### To do
Do not carry the pictures over; copy every other part of the entries exactly.

### Provided records
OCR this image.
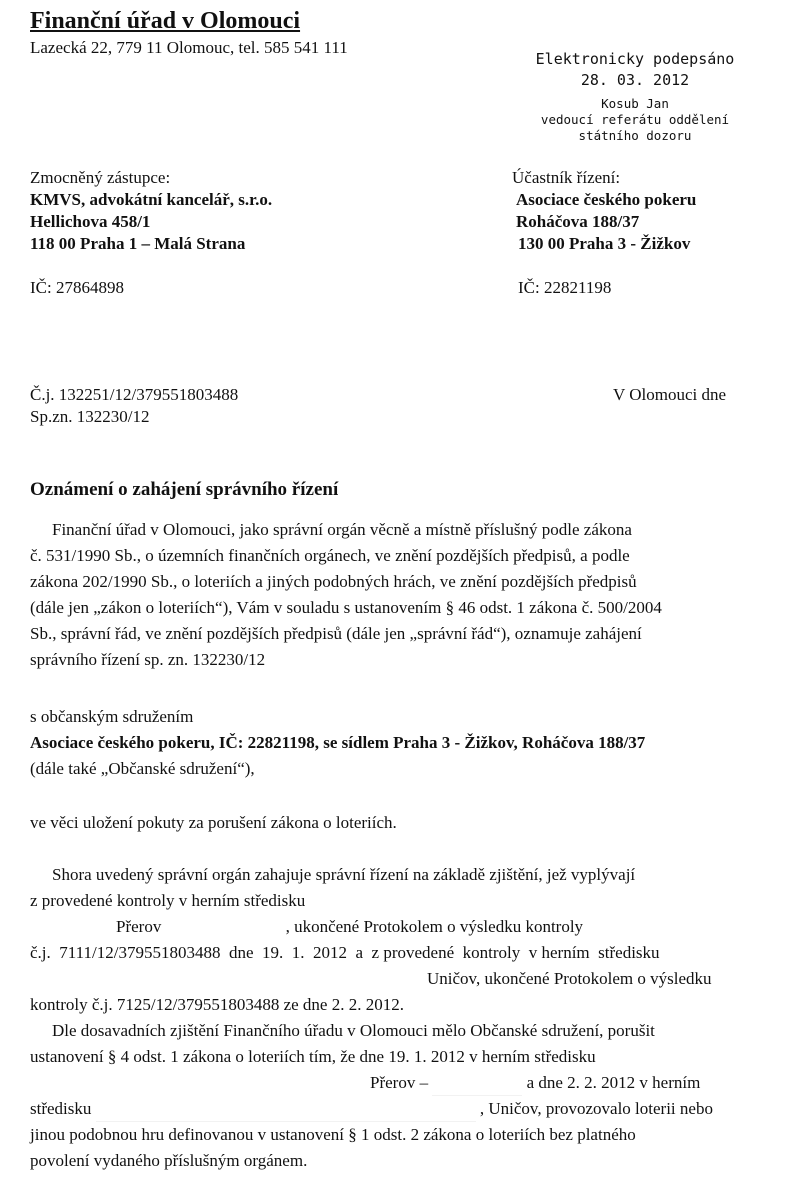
Finanční úřad v Olomouci
Lazecká 22, 779 11 Olomouc, tel. 585 541 111
Elektronicky podepsáno
28. 03. 2012
Kosub Jan
vedoucí referátu oddělení
státního dozoru
Zmocněný zástupce:
KMVS, advokátní kancelář, s.r.o.
Hellichova 458/1
118 00 Praha 1 – Malá Strana
IČ: 27864898
Účastník řízení:
Asociace českého pokeru
Roháčova 188/37
130 00 Praha 3 - Žižkov
IČ: 22821198
Č.j. 132251/12/379551803488
Sp.zn. 132230/12
V Olomouci dne
Oznámení o zahájení správního řízení
Finanční úřad v Olomouci, jako správní orgán věcně a místně příslušný podle zákona
č. 531/1990 Sb., o územních finančních orgánech, ve znění pozdějších předpisů, a podle
zákona 202/1990 Sb., o loteriích a jiných podobných hrách, ve znění pozdějších předpisů
(dále jen „zákon o loteriích“), Vám v souladu s ustanovením § 46 odst. 1 zákona č. 500/2004
Sb., správní řád, ve znění pozdějších předpisů (dále jen „správní řád“), oznamuje zahájení
správního řízení sp. zn. 132230/12
s občanským sdružením
Asociace českého pokeru, IČ: 22821198, se sídlem Praha 3 - Žižkov, Roháčova 188/37
(dále také „Občanské sdružení“),
ve věci uložení pokuty za porušení zákona o loteriích.
Shora uvedený správní orgán zahajuje správní řízení na základě zjištění, jež vyplývají
z provedené kontroly v herním středisku
Přerov	, ukončené Protokolem o výsledku kontroly
č.j.  7111/12/379551803488  dne  19.  1.  2012  a  z provedené  kontroly  v herním  středisku
Uničov, ukončené Protokolem o výsledku
kontroly č.j. 7125/12/379551803488 ze dne 2. 2. 2012.
Dle dosavadních zjištění Finančního úřadu v Olomouci mělo Občanské sdružení, porušit
ustanovení § 4 odst. 1 zákona o loteriích tím, že dne 19. 1. 2012 v herním středisku
Přerov –	a dne 2. 2. 2012 v herním
středisku	, Uničov, provozovalo loterii nebo
jinou podobnou hru definovanou v ustanovení § 1 odst. 2 zákona o loteriích bez platného
povolení vydaného příslušným orgánem.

### Answer
OCR this image.
Finanční úřad v Olomouci
Lazecká 22, 779 11 Olomouc, tel. 585 541 111
Elektronicky podepsáno
28. 03. 2012
Kosub Jan
vedoucí referátu oddělení
státního dozoru
Zmocněný zástupce:
KMVS, advokátní kancelář, s.r.o.
Hellichova 458/1
118 00 Praha 1 – Malá Strana
IČ: 27864898
Účastník řízení:
Asociace českého pokeru
Roháčova 188/37
130 00 Praha 3 - Žižkov
IČ: 22821198
Č.j. 132251/12/379551803488
Sp.zn. 132230/12
V Olomouci dne
Oznámení o zahájení správního řízení
Finanční úřad v Olomouci, jako správní orgán věcně a místně příslušný podle zákona
č. 531/1990 Sb., o územních finančních orgánech, ve znění pozdějších předpisů, a podle
zákona 202/1990 Sb., o loteriích a jiných podobných hrách, ve znění pozdějších předpisů
(dále jen „zákon o loteriích“), Vám v souladu s ustanovením § 46 odst. 1 zákona č. 500/2004
Sb., správní řád, ve znění pozdějších předpisů (dále jen „správní řád“), oznamuje zahájení
správního řízení sp. zn. 132230/12
s občanským sdružením
Asociace českého pokeru, IČ: 22821198, se sídlem Praha 3 - Žižkov, Roháčova 188/37
(dále také „Občanské sdružení“),
ve věci uložení pokuty za porušení zákona o loteriích.
Shora uvedený správní orgán zahajuje správní řízení na základě zjištění, jež vyplývají
z provedené kontroly v herním středisku
Přerov	, ukončené Protokolem o výsledku kontroly
č.j.  7111/12/379551803488  dne  19.  1.  2012  a  z provedené  kontroly  v herním  středisku
Uničov, ukončené Protokolem o výsledku
kontroly č.j. 7125/12/379551803488 ze dne 2. 2. 2012.
Dle dosavadních zjištění Finančního úřadu v Olomouci mělo Občanské sdružení, porušit
ustanovení § 4 odst. 1 zákona o loteriích tím, že dne 19. 1. 2012 v herním středisku
Přerov –	a dne 2. 2. 2012 v herním
středisku	, Uničov, provozovalo loterii nebo
jinou podobnou hru definovanou v ustanovení § 1 odst. 2 zákona o loteriích bez platného
povolení vydaného příslušným orgánem.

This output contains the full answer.